Identify the lines that include the word "dress", then copy all of them.

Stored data
● ● ● ● ●
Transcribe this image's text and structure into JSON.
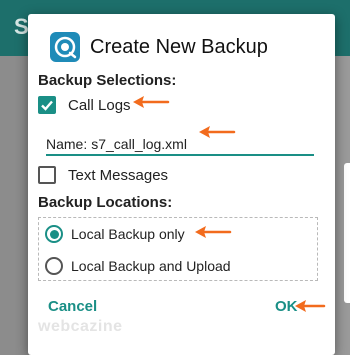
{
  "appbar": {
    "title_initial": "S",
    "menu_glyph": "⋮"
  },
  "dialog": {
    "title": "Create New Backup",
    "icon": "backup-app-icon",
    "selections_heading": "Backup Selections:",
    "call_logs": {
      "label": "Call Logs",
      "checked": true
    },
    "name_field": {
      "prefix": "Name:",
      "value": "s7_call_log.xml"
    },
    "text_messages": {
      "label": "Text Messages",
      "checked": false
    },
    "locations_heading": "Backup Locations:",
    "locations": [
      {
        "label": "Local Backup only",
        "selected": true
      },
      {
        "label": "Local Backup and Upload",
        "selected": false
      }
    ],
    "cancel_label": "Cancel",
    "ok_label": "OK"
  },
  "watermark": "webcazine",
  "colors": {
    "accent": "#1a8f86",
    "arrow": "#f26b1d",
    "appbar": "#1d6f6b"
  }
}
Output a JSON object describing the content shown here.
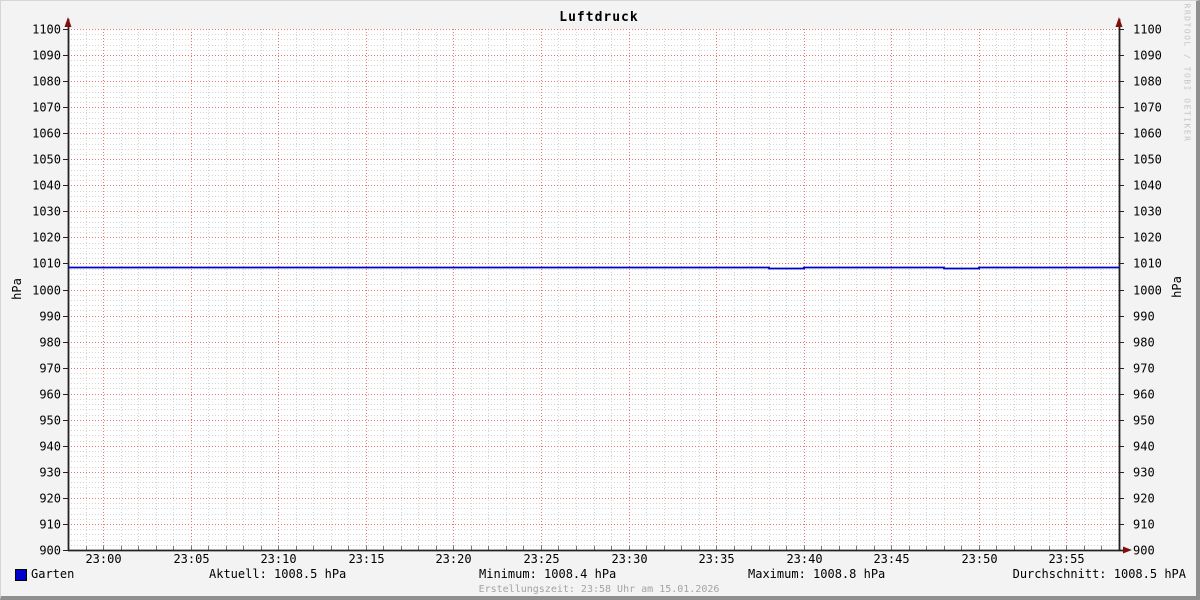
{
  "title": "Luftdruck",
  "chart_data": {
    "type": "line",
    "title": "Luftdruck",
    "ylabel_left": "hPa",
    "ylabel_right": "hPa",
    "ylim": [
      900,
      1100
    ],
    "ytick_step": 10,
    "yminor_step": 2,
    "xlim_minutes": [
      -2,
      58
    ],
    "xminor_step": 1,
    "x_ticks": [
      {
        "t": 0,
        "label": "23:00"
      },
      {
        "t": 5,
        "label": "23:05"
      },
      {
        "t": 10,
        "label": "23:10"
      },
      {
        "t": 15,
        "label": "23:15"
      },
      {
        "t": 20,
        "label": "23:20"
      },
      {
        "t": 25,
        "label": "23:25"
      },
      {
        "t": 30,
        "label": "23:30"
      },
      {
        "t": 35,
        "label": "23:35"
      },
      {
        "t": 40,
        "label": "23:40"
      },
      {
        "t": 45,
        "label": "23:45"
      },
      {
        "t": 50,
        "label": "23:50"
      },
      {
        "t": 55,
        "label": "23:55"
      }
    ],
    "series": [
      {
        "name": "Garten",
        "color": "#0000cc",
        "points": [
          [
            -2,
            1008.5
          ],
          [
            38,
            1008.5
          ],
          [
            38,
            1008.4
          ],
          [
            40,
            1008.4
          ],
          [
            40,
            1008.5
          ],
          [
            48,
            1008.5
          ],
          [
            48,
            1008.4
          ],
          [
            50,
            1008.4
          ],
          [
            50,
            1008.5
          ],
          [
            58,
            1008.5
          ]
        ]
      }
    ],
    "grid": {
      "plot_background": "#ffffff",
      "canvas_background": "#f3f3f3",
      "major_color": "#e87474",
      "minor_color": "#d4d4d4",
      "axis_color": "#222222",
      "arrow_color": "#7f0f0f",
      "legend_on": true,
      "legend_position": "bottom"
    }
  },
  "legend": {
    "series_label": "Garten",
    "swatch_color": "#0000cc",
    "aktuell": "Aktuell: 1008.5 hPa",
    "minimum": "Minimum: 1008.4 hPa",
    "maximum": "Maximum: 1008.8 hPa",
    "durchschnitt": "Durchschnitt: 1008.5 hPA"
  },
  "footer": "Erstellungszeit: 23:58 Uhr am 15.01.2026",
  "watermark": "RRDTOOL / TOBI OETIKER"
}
● ● ● ● ●
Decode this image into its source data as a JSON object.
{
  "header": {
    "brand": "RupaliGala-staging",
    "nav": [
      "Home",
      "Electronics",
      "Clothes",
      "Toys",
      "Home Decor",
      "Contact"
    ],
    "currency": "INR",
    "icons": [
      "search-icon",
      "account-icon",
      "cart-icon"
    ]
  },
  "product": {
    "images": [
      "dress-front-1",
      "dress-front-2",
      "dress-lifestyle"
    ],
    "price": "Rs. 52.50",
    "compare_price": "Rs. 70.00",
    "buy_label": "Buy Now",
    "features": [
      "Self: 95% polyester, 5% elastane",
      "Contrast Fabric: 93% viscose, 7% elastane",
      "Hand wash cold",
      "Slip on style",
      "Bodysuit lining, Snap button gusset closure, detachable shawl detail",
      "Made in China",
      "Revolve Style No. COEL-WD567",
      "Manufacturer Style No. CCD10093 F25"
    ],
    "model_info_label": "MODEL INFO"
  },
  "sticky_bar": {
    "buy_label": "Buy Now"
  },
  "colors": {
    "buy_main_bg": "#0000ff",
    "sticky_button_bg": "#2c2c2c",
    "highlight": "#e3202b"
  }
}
● ● ● ● ●
OUTPUT BELOW:
      "dress-front-1",
      "dress-front-2",
      "dress-lifestyle"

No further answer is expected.